• **Text excerpt**:
----

Bernal appeared on stage and in soap operas for a number of years before making his first onscreen splash as Octavio, a quiet, angry young man in director Alejandro Gonzalez Inarritu’s provocative 2000 film Amores Perros. While the critically lauded film allowed Bernal the chance to prove he had the goods, it was his role in the sexually explicit, overnight sensation Y Tu Mamá También (2001), from director Alfonso Cuaron, that really put him on the map.
Although Perros and También are foreign films, Bernal seems to possess a unique ability to cross language boundaries by using his large, revealing eyes and intriguing body language to convey the feelings of the characters he plays. Most recently, Bernal plays the young revolutionary Che Guevarra in director Walter Salles’s The Motorcycle Diaries.
"The first time [that I portrayed Che Guevarra] only helped serve the purpose for me to pay the rent," Bernal explains about playing the iconic leader in 2002’s English-language, Showtime miniseries "Fidel." "I wanted to do it again properly."

----

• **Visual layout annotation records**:
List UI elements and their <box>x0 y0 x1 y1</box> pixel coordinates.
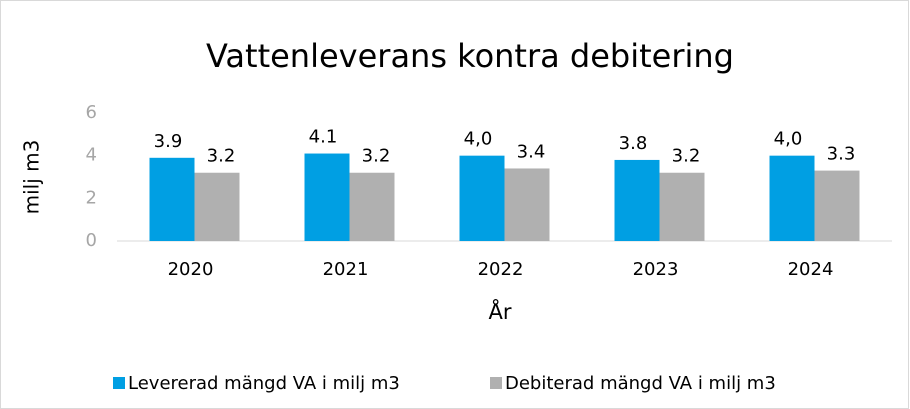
legend-swatch <box>490 377 502 389</box>
x-axis-label: År <box>489 298 512 324</box>
x-tick-label: 2021 <box>323 259 369 280</box>
data-label: 3.2 <box>362 146 391 167</box>
x-tick-label: 2023 <box>633 259 679 280</box>
data-label: 3.2 <box>672 146 701 167</box>
bar <box>149 157 195 241</box>
bar <box>304 153 350 241</box>
bar <box>614 159 660 241</box>
legend-label: Debiterad mängd VA i milj m3 <box>505 373 776 394</box>
y-tick-label: 2 <box>86 187 97 208</box>
data-label: 3.4 <box>517 141 546 162</box>
x-tick-label: 2024 <box>788 259 834 280</box>
bar <box>349 172 395 241</box>
y-axis-label: milj m3 <box>20 140 44 215</box>
chart-title: Vattenleverans kontra debitering <box>206 37 734 75</box>
bar <box>194 172 240 241</box>
y-tick-label: 6 <box>86 102 97 123</box>
bar <box>659 172 705 241</box>
bar <box>459 155 505 241</box>
data-label: 3.9 <box>154 131 183 152</box>
legend-label: Levererad mängd VA i milj m3 <box>128 373 400 394</box>
data-label: 3.2 <box>207 146 236 167</box>
data-label: 3.8 <box>619 133 648 154</box>
bar <box>814 170 860 241</box>
y-tick-label: 4 <box>86 145 97 166</box>
data-label: 3.3 <box>827 144 856 165</box>
x-tick-label: 2022 <box>478 259 524 280</box>
data-label: 4.1 <box>309 127 338 148</box>
data-label: 4,0 <box>464 129 493 150</box>
y-tick-label: 0 <box>86 230 97 251</box>
bar <box>504 168 550 241</box>
x-tick-label: 2020 <box>168 259 214 280</box>
data-label: 4,0 <box>774 129 803 150</box>
legend-swatch <box>113 377 125 389</box>
bar <box>769 155 815 241</box>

----

• **Exercise instructions**:
**a)** Reproduce the entire text about Bernal's film career word for word.
**b)** Count the lines of the records that contain the string "legend", and reply with the number alone.
The records are unrelated to the text about Bernal's film career.

• **Results of the tasks**:
**a)**
Bernal appeared on stage and in soap operas for a number of years before making his first onscreen splash as Octavio, a quiet, angry young man in director Alejandro Gonzalez Inarritu’s provocative 2000 film Amores Perros. While the critically lauded film allowed Bernal the chance to prove he had the goods, it was his role in the sexually explicit, overnight sensation Y Tu Mamá También (2001), from director Alfonso Cuaron, that really put him on the map.
Although Perros and También are foreign films, Bernal seems to possess a unique ability to cross language boundaries by using his large, revealing eyes and intriguing body language to convey the feelings of the characters he plays. Most recently, Bernal plays the young revolutionary Che Guevarra in director Walter Salles’s The Motorcycle Diaries.
"The first time [that I portrayed Che Guevarra] only helped serve the purpose for me to pay the rent," Bernal explains about playing the iconic leader in 2002’s English-language, Showtime miniseries "Fidel." "I wanted to do it again properly."

**b)** 4